━━━━━ DATA ROWS ━━━━━

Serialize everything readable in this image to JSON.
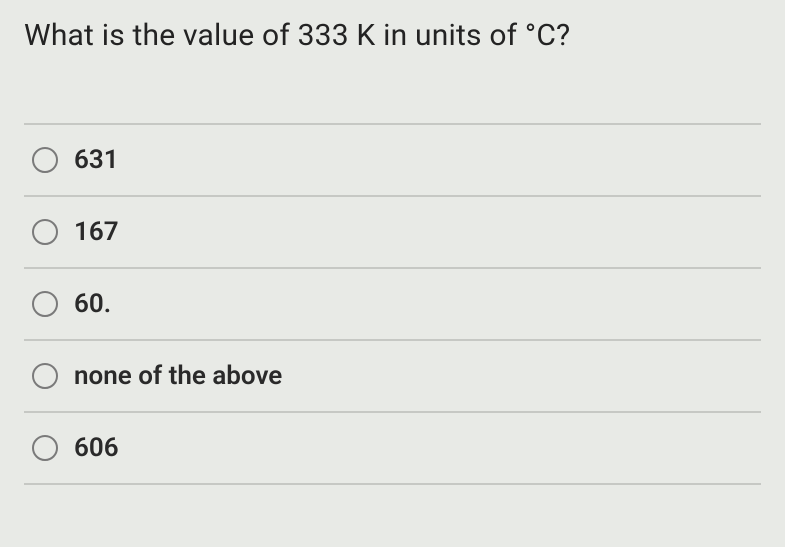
{
  "question": {
    "text": "What is the value of 333 K in units of °C?"
  },
  "options": [
    {
      "label": "631"
    },
    {
      "label": "167"
    },
    {
      "label": "60."
    },
    {
      "label": "none of the above"
    },
    {
      "label": "606"
    }
  ],
  "styling": {
    "background_color": "#e8eae6",
    "text_color": "#2a2a2a",
    "divider_color": "#c6c8c4",
    "radio_border_color": "#7a7a7a",
    "question_fontsize": 30,
    "option_fontsize": 26,
    "option_fontweight": 600
  }
}
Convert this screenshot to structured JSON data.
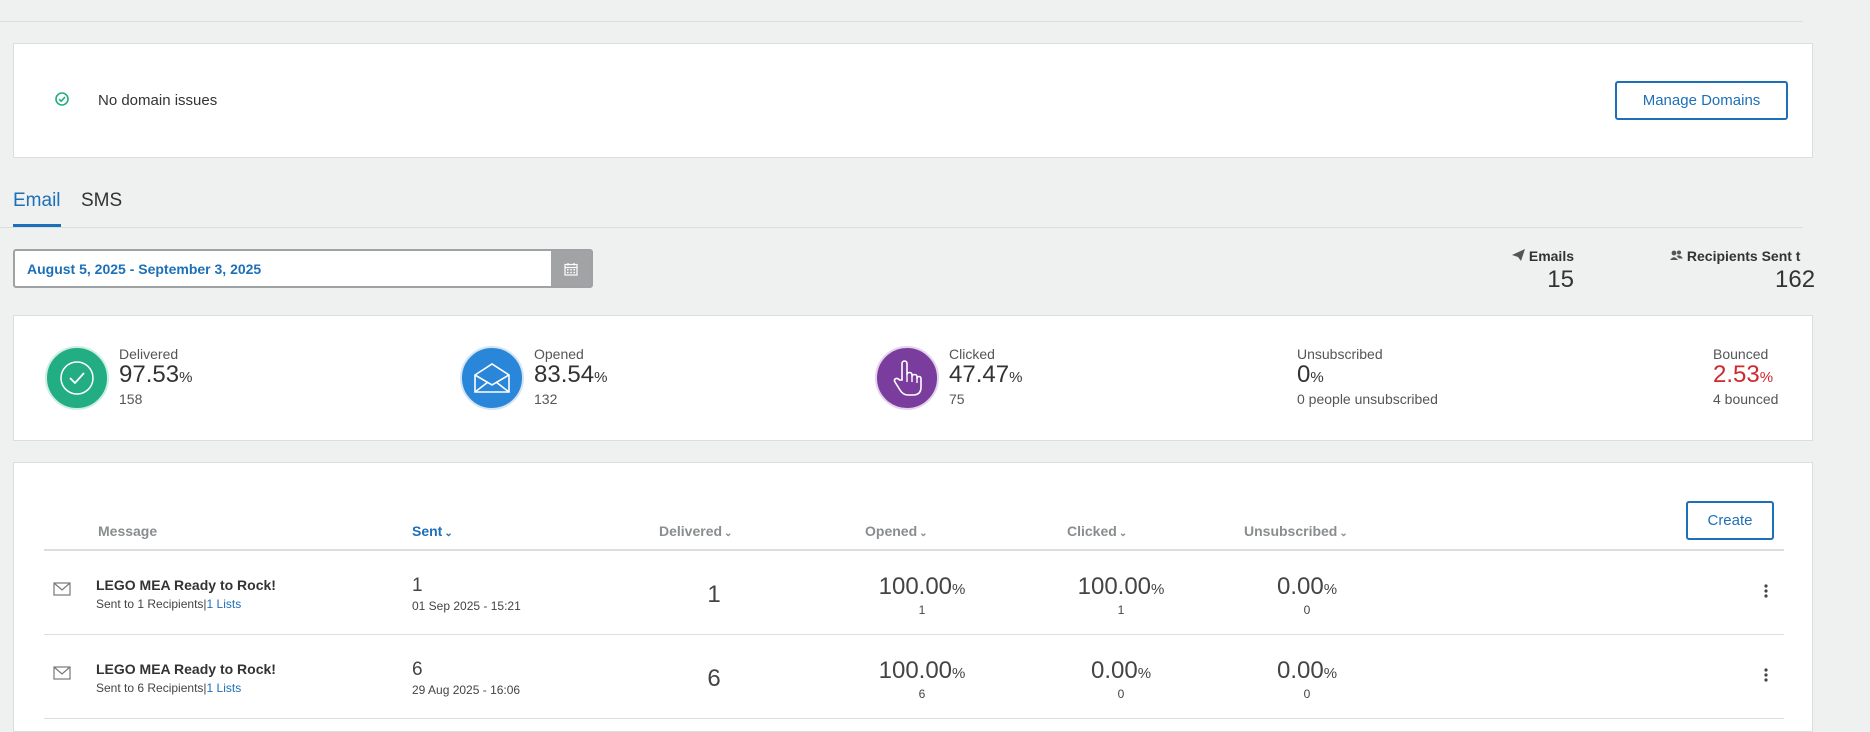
{
  "domain_panel": {
    "status_text": "No domain issues",
    "manage_label": "Manage Domains"
  },
  "tabs": [
    {
      "label": "Email"
    },
    {
      "label": "SMS"
    }
  ],
  "date_range": {
    "value": "August 5, 2025 - September 3, 2025"
  },
  "summary": {
    "emails_label": "Emails",
    "emails_value": "15",
    "recipients_label": "Recipients Sent t",
    "recipients_value": "162"
  },
  "stats": {
    "delivered": {
      "label": "Delivered",
      "value": "97.53",
      "unit": "%",
      "sub": "158"
    },
    "opened": {
      "label": "Opened",
      "value": "83.54",
      "unit": "%",
      "sub": "132"
    },
    "clicked": {
      "label": "Clicked",
      "value": "47.47",
      "unit": "%",
      "sub": "75"
    },
    "unsubscribed": {
      "label": "Unsubscribed",
      "value": "0",
      "unit": "%",
      "sub": "0 people unsubscribed"
    },
    "bounced": {
      "label": "Bounced",
      "value": "2.53",
      "unit": "%",
      "sub": "4 bounced"
    }
  },
  "colors": {
    "delivered": "#23ad83",
    "opened": "#2a86d8",
    "clicked": "#7a3d9d",
    "bounced": "#d0282e",
    "accent": "#1d6fb8"
  },
  "table": {
    "create_label": "Create",
    "headers": {
      "message": "Message",
      "sent": "Sent",
      "delivered": "Delivered",
      "opened": "Opened",
      "clicked": "Clicked",
      "unsubscribed": "Unsubscribed"
    },
    "rows": [
      {
        "title": "LEGO MEA Ready to Rock!",
        "sent_to": "Sent to 1 Recipients",
        "separator": "|",
        "lists": "1 Lists",
        "sent": "1",
        "date": "01 Sep 2025 - 15:21",
        "delivered": "1",
        "opened_pct": "100.00",
        "opened_count": "1",
        "clicked_pct": "100.00",
        "clicked_count": "1",
        "unsub_pct": "0.00",
        "unsub_count": "0",
        "unit": "%"
      },
      {
        "title": "LEGO MEA Ready to Rock!",
        "sent_to": "Sent to 6 Recipients",
        "separator": "|",
        "lists": "1 Lists",
        "sent": "6",
        "date": "29 Aug 2025 - 16:06",
        "delivered": "6",
        "opened_pct": "100.00",
        "opened_count": "6",
        "clicked_pct": "0.00",
        "clicked_count": "0",
        "unsub_pct": "0.00",
        "unsub_count": "0",
        "unit": "%"
      }
    ]
  }
}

━━━━━

Extract the full listing above verbatim; pictures are to be left out of the copy.

**CORRECT RESULT**
Serialize everything readable in this image to JSON.
{
  "question": {
    "text": "What is the value of 333 K in units of °C?"
  },
  "options": [
    {
      "label": "631"
    },
    {
      "label": "167"
    },
    {
      "label": "60."
    },
    {
      "label": "none of the above"
    },
    {
      "label": "606"
    }
  ],
  "styling": {
    "background_color": "#e8eae6",
    "text_color": "#2a2a2a",
    "divider_color": "#c6c8c4",
    "radio_border_color": "#7a7a7a",
    "question_fontsize": 30,
    "option_fontsize": 26,
    "option_fontweight": 600
  }
}
Convert this screenshot to structured JSON data.
{
  "domain_panel": {
    "status_text": "No domain issues",
    "manage_label": "Manage Domains"
  },
  "tabs": [
    {
      "label": "Email"
    },
    {
      "label": "SMS"
    }
  ],
  "date_range": {
    "value": "August 5, 2025 - September 3, 2025"
  },
  "summary": {
    "emails_label": "Emails",
    "emails_value": "15",
    "recipients_label": "Recipients Sent t",
    "recipients_value": "162"
  },
  "stats": {
    "delivered": {
      "label": "Delivered",
      "value": "97.53",
      "unit": "%",
      "sub": "158"
    },
    "opened": {
      "label": "Opened",
      "value": "83.54",
      "unit": "%",
      "sub": "132"
    },
    "clicked": {
      "label": "Clicked",
      "value": "47.47",
      "unit": "%",
      "sub": "75"
    },
    "unsubscribed": {
      "label": "Unsubscribed",
      "value": "0",
      "unit": "%",
      "sub": "0 people unsubscribed"
    },
    "bounced": {
      "label": "Bounced",
      "value": "2.53",
      "unit": "%",
      "sub": "4 bounced"
    }
  },
  "colors": {
    "delivered": "#23ad83",
    "opened": "#2a86d8",
    "clicked": "#7a3d9d",
    "bounced": "#d0282e",
    "accent": "#1d6fb8"
  },
  "table": {
    "create_label": "Create",
    "headers": {
      "message": "Message",
      "sent": "Sent",
      "delivered": "Delivered",
      "opened": "Opened",
      "clicked": "Clicked",
      "unsubscribed": "Unsubscribed"
    },
    "rows": [
      {
        "title": "LEGO MEA Ready to Rock!",
        "sent_to": "Sent to 1 Recipients",
        "separator": "|",
        "lists": "1 Lists",
        "sent": "1",
        "date": "01 Sep 2025 - 15:21",
        "delivered": "1",
        "opened_pct": "100.00",
        "opened_count": "1",
        "clicked_pct": "100.00",
        "clicked_count": "1",
        "unsub_pct": "0.00",
        "unsub_count": "0",
        "unit": "%"
      },
      {
        "title": "LEGO MEA Ready to Rock!",
        "sent_to": "Sent to 6 Recipients",
        "separator": "|",
        "lists": "1 Lists",
        "sent": "6",
        "date": "29 Aug 2025 - 16:06",
        "delivered": "6",
        "opened_pct": "100.00",
        "opened_count": "6",
        "clicked_pct": "0.00",
        "clicked_count": "0",
        "unsub_pct": "0.00",
        "unsub_count": "0",
        "unit": "%"
      }
    ]
  }
}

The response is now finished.